Every record must appear in your copy exactly as written, with no pictures.

→ STORED RECORDS
□ □ □
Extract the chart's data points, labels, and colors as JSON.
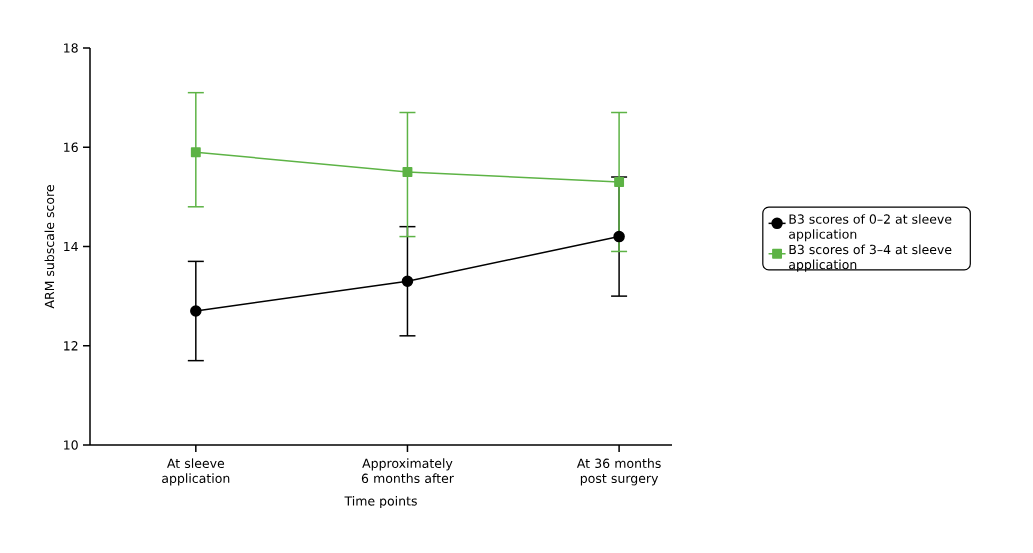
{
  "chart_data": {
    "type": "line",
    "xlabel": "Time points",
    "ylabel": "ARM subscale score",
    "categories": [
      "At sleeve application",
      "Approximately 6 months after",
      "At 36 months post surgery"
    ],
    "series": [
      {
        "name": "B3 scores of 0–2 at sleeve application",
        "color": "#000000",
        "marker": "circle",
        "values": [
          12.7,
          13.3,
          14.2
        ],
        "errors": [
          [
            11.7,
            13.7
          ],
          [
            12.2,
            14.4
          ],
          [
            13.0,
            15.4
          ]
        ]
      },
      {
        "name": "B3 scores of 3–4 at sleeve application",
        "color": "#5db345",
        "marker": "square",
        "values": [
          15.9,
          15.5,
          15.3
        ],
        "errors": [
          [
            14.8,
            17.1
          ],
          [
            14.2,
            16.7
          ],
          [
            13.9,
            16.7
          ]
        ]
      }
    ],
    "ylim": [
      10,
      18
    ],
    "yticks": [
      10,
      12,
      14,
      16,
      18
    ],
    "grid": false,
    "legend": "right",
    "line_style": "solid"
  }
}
□ □ □
→ TASK SOLUTION
Extract the chart's data points, labels, and colors as JSON.
{
  "chart_data": {
    "type": "line",
    "xlabel": "Time points",
    "ylabel": "ARM subscale score",
    "categories": [
      "At sleeve application",
      "Approximately 6 months after",
      "At 36 months post surgery"
    ],
    "series": [
      {
        "name": "B3 scores of 0–2 at sleeve application",
        "color": "#000000",
        "marker": "circle",
        "values": [
          12.7,
          13.3,
          14.2
        ],
        "errors": [
          [
            11.7,
            13.7
          ],
          [
            12.2,
            14.4
          ],
          [
            13.0,
            15.4
          ]
        ]
      },
      {
        "name": "B3 scores of 3–4 at sleeve application",
        "color": "#5db345",
        "marker": "square",
        "values": [
          15.9,
          15.5,
          15.3
        ],
        "errors": [
          [
            14.8,
            17.1
          ],
          [
            14.2,
            16.7
          ],
          [
            13.9,
            16.7
          ]
        ]
      }
    ],
    "ylim": [
      10,
      18
    ],
    "yticks": [
      10,
      12,
      14,
      16,
      18
    ],
    "grid": false,
    "legend": "right",
    "line_style": "solid"
  }
}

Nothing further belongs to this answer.